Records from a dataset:
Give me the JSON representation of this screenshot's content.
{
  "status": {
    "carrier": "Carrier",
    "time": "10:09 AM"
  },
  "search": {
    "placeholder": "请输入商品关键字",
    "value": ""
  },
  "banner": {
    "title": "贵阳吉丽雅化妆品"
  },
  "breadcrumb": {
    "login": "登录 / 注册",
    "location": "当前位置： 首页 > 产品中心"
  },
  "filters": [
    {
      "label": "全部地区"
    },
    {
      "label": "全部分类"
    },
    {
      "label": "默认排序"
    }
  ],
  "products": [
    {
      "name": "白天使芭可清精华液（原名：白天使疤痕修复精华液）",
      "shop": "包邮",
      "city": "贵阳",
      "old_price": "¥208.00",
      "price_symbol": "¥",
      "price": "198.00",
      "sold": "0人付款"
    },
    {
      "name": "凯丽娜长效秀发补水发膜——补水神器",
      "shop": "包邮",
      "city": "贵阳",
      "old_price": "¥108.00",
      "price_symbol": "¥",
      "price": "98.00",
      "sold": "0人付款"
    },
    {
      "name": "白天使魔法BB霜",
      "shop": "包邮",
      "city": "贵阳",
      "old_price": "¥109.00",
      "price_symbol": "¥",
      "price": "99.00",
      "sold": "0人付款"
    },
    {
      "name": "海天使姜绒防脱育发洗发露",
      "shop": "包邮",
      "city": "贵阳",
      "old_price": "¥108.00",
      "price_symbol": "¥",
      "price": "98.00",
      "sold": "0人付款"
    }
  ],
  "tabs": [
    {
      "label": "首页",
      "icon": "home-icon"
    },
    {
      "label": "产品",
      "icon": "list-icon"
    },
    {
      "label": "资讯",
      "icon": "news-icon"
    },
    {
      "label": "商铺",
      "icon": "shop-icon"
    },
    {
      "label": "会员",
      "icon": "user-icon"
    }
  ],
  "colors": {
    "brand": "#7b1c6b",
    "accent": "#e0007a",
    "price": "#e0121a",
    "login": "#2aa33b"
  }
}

Problem to solve:
Copy out every line holding the string "label".

Reply to the exercise:
      "label": "全部地区"
      "label": "全部分类"
      "label": "默认排序"
      "label": "首页",
      "label": "产品",
      "label": "资讯",
      "label": "商铺",
      "label": "会员",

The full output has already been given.